■ WRITTEN TASK:
A single number is the answer here: how many lines of the entries contain "Output"?

** Begin DATA SHOWN **

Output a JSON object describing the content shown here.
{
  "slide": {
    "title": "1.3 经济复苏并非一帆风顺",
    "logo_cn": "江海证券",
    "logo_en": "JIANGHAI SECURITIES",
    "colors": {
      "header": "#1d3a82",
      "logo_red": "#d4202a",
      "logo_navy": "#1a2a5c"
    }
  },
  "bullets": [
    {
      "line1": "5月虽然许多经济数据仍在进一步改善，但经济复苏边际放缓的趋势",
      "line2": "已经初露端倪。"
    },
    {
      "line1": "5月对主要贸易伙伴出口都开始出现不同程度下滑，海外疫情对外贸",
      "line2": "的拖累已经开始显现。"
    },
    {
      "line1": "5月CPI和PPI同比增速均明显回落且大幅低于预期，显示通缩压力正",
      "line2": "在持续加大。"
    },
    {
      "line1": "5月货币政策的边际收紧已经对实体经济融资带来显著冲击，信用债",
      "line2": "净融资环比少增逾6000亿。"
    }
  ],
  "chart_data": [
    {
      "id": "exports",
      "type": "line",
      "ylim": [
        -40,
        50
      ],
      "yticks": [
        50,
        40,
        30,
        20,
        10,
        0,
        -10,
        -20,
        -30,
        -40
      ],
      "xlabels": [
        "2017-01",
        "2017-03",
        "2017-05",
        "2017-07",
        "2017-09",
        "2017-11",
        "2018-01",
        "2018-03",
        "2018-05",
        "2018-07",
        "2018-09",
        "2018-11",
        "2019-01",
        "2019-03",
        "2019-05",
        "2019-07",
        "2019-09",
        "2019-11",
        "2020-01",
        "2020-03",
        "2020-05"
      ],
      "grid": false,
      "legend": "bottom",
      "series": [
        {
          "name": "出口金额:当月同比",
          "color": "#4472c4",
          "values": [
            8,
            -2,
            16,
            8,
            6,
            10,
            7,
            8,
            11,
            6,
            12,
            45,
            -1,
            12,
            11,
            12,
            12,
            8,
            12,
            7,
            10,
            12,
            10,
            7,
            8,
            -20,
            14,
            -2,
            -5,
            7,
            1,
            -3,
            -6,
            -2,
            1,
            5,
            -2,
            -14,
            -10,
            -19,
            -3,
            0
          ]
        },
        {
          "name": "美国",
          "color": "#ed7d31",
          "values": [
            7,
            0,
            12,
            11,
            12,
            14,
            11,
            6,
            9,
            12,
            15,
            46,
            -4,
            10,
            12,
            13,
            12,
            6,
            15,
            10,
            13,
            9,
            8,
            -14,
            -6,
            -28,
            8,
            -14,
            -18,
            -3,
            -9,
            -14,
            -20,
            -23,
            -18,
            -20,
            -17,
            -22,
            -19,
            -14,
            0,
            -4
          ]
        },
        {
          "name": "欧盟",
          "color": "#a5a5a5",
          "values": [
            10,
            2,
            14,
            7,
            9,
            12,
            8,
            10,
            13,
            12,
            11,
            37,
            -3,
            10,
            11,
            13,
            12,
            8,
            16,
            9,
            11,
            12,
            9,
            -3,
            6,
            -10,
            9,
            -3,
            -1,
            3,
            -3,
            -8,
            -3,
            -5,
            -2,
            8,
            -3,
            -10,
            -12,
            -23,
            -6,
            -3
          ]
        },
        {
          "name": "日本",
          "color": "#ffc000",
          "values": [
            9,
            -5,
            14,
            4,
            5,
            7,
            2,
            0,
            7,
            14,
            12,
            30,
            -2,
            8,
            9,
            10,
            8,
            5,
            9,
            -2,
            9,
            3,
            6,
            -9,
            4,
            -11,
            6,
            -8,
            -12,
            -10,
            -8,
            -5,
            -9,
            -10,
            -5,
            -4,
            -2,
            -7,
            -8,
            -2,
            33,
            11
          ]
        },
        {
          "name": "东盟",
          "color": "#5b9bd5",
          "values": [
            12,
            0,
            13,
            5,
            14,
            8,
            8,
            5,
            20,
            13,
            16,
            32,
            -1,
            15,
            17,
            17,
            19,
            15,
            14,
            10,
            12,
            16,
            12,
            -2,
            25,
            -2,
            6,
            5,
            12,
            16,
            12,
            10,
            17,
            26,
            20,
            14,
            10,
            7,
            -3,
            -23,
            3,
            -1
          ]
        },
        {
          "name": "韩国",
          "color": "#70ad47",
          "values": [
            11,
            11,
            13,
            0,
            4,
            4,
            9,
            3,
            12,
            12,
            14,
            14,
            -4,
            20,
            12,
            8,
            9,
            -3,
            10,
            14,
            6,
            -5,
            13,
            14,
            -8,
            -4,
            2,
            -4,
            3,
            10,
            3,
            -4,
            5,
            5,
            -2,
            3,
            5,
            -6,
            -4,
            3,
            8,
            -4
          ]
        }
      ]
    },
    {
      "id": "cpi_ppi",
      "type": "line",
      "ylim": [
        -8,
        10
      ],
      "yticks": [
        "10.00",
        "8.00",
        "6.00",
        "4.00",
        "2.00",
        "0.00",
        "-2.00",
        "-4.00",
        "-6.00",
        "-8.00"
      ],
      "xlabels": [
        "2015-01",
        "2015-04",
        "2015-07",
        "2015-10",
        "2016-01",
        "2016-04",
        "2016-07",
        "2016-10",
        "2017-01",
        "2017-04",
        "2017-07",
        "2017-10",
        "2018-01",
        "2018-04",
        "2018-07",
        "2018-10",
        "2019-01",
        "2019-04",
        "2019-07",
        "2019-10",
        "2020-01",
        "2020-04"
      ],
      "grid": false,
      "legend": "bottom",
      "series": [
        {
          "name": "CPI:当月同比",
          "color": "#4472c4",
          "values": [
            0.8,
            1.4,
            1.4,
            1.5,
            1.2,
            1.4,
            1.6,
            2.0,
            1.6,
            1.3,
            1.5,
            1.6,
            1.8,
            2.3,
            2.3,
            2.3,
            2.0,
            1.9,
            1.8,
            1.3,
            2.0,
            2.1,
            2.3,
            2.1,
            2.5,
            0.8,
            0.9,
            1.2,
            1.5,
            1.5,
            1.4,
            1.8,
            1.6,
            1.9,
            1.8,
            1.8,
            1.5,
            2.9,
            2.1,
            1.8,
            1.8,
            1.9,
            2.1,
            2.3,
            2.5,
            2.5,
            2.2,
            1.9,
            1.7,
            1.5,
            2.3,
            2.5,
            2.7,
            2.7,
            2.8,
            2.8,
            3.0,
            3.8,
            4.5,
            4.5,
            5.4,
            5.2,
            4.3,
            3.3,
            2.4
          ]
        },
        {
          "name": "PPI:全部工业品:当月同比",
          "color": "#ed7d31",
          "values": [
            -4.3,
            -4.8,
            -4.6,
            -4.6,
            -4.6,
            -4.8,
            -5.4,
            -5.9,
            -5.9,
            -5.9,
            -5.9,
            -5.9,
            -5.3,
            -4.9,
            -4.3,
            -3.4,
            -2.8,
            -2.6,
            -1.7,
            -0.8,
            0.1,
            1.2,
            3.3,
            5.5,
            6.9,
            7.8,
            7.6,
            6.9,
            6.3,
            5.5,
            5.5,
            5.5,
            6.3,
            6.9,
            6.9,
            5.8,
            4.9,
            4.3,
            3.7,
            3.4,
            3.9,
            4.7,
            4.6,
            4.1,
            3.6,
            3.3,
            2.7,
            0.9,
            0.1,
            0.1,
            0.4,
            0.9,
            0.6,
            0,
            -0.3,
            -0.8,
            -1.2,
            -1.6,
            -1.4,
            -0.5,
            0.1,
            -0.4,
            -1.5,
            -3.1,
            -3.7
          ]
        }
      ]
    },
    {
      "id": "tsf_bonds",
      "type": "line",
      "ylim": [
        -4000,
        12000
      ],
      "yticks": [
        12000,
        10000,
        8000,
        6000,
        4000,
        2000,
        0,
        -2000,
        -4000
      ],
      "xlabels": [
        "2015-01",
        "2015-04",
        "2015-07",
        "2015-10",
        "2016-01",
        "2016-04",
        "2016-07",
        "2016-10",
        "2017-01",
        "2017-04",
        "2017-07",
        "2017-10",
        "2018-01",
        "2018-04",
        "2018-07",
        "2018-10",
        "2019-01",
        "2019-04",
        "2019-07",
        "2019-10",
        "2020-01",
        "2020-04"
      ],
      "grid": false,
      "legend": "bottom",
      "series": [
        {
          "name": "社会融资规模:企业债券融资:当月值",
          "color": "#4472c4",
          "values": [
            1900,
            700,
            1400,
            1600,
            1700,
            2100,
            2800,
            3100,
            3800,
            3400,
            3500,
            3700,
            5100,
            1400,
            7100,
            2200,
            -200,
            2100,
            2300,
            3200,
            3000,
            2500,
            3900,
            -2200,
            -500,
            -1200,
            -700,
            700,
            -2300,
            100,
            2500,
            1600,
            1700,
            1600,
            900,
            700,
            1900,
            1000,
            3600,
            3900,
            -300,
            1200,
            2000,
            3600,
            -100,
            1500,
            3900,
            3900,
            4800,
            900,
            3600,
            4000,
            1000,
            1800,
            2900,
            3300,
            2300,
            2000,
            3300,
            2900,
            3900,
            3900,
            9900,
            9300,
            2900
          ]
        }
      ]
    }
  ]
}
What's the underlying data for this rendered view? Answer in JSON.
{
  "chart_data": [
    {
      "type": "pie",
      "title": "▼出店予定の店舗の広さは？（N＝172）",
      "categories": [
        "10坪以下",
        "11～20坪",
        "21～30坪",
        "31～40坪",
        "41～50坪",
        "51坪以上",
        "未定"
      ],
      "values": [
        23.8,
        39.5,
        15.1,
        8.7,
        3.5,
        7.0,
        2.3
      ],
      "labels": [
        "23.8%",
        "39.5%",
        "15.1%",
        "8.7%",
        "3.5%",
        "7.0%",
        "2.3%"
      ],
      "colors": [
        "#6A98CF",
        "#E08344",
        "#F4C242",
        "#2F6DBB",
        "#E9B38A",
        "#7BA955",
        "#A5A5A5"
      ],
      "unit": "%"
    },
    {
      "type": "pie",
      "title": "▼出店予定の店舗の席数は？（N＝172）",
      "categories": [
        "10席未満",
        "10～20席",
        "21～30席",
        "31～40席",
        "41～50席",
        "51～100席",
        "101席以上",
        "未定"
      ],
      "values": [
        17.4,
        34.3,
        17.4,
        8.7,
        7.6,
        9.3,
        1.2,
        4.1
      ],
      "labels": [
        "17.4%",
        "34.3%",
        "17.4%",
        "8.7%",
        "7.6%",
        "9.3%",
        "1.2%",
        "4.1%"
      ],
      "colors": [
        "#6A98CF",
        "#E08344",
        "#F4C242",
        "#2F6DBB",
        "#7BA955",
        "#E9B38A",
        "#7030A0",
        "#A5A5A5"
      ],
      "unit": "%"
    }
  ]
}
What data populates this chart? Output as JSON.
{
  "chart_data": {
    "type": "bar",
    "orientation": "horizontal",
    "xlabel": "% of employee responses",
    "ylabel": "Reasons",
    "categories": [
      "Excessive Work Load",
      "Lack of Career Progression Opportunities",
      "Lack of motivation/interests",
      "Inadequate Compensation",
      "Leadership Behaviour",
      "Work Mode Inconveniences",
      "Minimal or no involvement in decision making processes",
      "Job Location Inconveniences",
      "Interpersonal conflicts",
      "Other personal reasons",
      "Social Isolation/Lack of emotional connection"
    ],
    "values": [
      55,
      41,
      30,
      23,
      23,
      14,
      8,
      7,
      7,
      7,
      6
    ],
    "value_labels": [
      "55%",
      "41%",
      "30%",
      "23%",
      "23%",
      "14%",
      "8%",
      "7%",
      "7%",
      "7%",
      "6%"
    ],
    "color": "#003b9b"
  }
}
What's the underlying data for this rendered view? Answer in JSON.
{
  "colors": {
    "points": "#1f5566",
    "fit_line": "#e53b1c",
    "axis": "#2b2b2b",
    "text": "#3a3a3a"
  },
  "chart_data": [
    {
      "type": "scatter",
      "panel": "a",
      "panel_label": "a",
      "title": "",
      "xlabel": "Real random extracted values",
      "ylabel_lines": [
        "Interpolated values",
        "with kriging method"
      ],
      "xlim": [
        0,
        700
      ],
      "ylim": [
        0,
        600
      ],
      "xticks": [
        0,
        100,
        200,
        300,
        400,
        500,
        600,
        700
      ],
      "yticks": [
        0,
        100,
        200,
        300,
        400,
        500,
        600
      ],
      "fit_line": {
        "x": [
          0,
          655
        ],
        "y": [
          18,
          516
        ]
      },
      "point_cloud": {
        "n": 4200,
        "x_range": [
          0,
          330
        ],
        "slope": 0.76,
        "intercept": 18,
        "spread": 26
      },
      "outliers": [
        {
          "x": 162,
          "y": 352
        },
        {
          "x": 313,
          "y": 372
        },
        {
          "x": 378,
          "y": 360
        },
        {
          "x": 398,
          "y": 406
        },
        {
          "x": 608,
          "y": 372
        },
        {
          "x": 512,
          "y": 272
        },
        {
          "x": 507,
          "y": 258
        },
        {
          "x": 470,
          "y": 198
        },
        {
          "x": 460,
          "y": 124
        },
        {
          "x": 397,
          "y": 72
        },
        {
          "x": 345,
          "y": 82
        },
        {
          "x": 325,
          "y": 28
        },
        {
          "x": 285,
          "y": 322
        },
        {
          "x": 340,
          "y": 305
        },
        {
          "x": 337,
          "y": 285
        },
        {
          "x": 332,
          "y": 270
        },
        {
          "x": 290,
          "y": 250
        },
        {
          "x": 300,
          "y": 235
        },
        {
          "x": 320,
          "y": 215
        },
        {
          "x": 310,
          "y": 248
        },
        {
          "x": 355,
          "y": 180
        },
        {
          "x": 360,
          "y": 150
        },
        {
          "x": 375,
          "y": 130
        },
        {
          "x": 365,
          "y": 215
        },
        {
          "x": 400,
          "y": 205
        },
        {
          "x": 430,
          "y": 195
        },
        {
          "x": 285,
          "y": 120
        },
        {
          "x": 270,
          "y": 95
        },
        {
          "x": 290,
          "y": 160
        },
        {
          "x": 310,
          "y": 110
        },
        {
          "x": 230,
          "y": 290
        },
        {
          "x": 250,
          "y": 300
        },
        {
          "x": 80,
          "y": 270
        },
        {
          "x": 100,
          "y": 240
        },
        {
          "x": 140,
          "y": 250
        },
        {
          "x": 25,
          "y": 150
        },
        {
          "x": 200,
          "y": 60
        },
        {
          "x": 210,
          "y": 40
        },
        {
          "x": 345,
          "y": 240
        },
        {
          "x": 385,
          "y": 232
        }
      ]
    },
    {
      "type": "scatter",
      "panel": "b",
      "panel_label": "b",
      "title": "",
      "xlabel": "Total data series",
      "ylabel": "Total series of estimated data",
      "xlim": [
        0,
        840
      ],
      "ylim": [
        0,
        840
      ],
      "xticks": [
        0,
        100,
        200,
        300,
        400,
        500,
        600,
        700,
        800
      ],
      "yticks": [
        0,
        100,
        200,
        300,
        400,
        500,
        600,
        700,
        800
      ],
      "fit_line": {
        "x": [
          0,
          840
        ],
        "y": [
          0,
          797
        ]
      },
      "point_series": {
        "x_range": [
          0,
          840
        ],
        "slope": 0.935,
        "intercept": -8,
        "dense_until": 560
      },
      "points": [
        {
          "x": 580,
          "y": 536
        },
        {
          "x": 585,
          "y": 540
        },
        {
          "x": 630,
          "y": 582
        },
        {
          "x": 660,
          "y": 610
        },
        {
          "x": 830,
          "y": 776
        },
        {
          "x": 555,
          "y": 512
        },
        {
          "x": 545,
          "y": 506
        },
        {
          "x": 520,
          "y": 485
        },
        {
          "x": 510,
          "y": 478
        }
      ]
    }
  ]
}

** End DATA SHOWN **

■ TASK ANSWER:
2